**WHAT THIS TASK INVOLVES**
Give a verbatim copy of the lines below, minus the pictures.

**Dataset rows about figures**
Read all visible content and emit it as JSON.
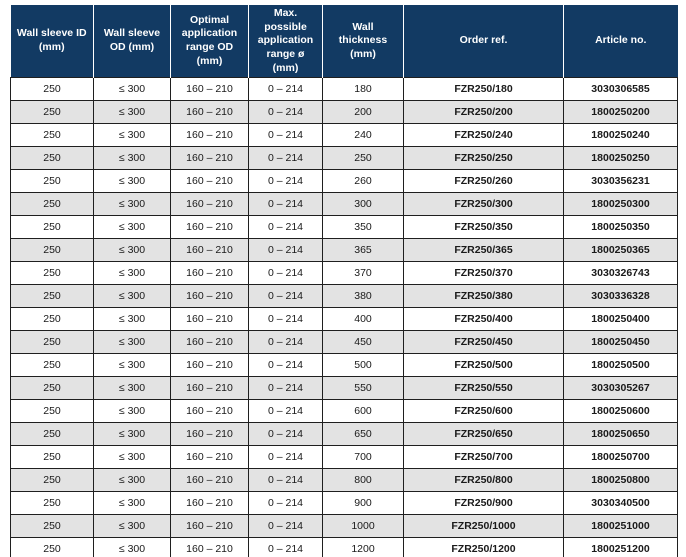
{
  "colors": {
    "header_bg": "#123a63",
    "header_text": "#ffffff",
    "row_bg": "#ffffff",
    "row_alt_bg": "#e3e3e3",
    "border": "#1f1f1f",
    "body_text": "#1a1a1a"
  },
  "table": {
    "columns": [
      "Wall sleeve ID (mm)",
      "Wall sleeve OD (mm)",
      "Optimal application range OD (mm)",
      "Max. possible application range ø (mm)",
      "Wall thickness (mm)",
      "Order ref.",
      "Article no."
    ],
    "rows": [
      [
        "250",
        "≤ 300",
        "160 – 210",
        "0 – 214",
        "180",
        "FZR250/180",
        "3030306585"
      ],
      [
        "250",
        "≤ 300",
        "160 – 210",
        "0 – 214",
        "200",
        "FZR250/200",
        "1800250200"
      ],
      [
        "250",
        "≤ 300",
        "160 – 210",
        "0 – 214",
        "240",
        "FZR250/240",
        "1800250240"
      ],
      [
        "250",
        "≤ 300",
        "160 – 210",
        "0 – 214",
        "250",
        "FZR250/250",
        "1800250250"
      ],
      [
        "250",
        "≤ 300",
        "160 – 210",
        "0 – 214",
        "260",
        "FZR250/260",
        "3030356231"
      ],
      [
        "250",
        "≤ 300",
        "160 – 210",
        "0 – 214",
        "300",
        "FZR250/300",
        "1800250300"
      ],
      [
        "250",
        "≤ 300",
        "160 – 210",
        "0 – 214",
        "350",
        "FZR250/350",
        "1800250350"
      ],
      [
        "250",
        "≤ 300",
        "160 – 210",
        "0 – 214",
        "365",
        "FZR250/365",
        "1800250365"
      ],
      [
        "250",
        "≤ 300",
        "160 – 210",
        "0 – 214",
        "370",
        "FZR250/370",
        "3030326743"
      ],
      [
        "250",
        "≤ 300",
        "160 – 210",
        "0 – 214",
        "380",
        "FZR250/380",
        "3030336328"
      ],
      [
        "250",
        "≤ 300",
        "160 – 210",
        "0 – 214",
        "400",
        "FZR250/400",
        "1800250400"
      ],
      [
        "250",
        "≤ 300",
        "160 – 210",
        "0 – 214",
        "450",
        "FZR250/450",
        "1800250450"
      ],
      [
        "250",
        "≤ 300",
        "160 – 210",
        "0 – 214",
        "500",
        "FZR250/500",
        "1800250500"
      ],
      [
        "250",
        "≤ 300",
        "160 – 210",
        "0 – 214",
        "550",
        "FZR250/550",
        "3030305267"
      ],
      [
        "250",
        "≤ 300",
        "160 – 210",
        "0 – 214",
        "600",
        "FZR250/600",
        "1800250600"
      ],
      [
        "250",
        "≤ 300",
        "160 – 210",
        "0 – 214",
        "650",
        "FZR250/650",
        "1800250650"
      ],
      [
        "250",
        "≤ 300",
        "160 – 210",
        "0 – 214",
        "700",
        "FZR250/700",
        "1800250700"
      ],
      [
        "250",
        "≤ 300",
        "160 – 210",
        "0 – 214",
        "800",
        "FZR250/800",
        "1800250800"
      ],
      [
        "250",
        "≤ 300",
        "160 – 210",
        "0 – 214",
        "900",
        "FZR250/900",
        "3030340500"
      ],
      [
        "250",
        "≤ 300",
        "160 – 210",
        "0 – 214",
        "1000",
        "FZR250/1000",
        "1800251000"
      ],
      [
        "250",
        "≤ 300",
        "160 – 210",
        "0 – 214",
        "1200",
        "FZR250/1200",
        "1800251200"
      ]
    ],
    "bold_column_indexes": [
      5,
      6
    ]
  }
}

**CORRECT RESPONSE**
Read all visible content and emit it as JSON.
{
  "colors": {
    "header_bg": "#123a63",
    "header_text": "#ffffff",
    "row_bg": "#ffffff",
    "row_alt_bg": "#e3e3e3",
    "border": "#1f1f1f",
    "body_text": "#1a1a1a"
  },
  "table": {
    "columns": [
      "Wall sleeve ID (mm)",
      "Wall sleeve OD (mm)",
      "Optimal application range OD (mm)",
      "Max. possible application range ø (mm)",
      "Wall thickness (mm)",
      "Order ref.",
      "Article no."
    ],
    "rows": [
      [
        "250",
        "≤ 300",
        "160 – 210",
        "0 – 214",
        "180",
        "FZR250/180",
        "3030306585"
      ],
      [
        "250",
        "≤ 300",
        "160 – 210",
        "0 – 214",
        "200",
        "FZR250/200",
        "1800250200"
      ],
      [
        "250",
        "≤ 300",
        "160 – 210",
        "0 – 214",
        "240",
        "FZR250/240",
        "1800250240"
      ],
      [
        "250",
        "≤ 300",
        "160 – 210",
        "0 – 214",
        "250",
        "FZR250/250",
        "1800250250"
      ],
      [
        "250",
        "≤ 300",
        "160 – 210",
        "0 – 214",
        "260",
        "FZR250/260",
        "3030356231"
      ],
      [
        "250",
        "≤ 300",
        "160 – 210",
        "0 – 214",
        "300",
        "FZR250/300",
        "1800250300"
      ],
      [
        "250",
        "≤ 300",
        "160 – 210",
        "0 – 214",
        "350",
        "FZR250/350",
        "1800250350"
      ],
      [
        "250",
        "≤ 300",
        "160 – 210",
        "0 – 214",
        "365",
        "FZR250/365",
        "1800250365"
      ],
      [
        "250",
        "≤ 300",
        "160 – 210",
        "0 – 214",
        "370",
        "FZR250/370",
        "3030326743"
      ],
      [
        "250",
        "≤ 300",
        "160 – 210",
        "0 – 214",
        "380",
        "FZR250/380",
        "3030336328"
      ],
      [
        "250",
        "≤ 300",
        "160 – 210",
        "0 – 214",
        "400",
        "FZR250/400",
        "1800250400"
      ],
      [
        "250",
        "≤ 300",
        "160 – 210",
        "0 – 214",
        "450",
        "FZR250/450",
        "1800250450"
      ],
      [
        "250",
        "≤ 300",
        "160 – 210",
        "0 – 214",
        "500",
        "FZR250/500",
        "1800250500"
      ],
      [
        "250",
        "≤ 300",
        "160 – 210",
        "0 – 214",
        "550",
        "FZR250/550",
        "3030305267"
      ],
      [
        "250",
        "≤ 300",
        "160 – 210",
        "0 – 214",
        "600",
        "FZR250/600",
        "1800250600"
      ],
      [
        "250",
        "≤ 300",
        "160 – 210",
        "0 – 214",
        "650",
        "FZR250/650",
        "1800250650"
      ],
      [
        "250",
        "≤ 300",
        "160 – 210",
        "0 – 214",
        "700",
        "FZR250/700",
        "1800250700"
      ],
      [
        "250",
        "≤ 300",
        "160 – 210",
        "0 – 214",
        "800",
        "FZR250/800",
        "1800250800"
      ],
      [
        "250",
        "≤ 300",
        "160 – 210",
        "0 – 214",
        "900",
        "FZR250/900",
        "3030340500"
      ],
      [
        "250",
        "≤ 300",
        "160 – 210",
        "0 – 214",
        "1000",
        "FZR250/1000",
        "1800251000"
      ],
      [
        "250",
        "≤ 300",
        "160 – 210",
        "0 – 214",
        "1200",
        "FZR250/1200",
        "1800251200"
      ]
    ],
    "bold_column_indexes": [
      5,
      6
    ]
  }
}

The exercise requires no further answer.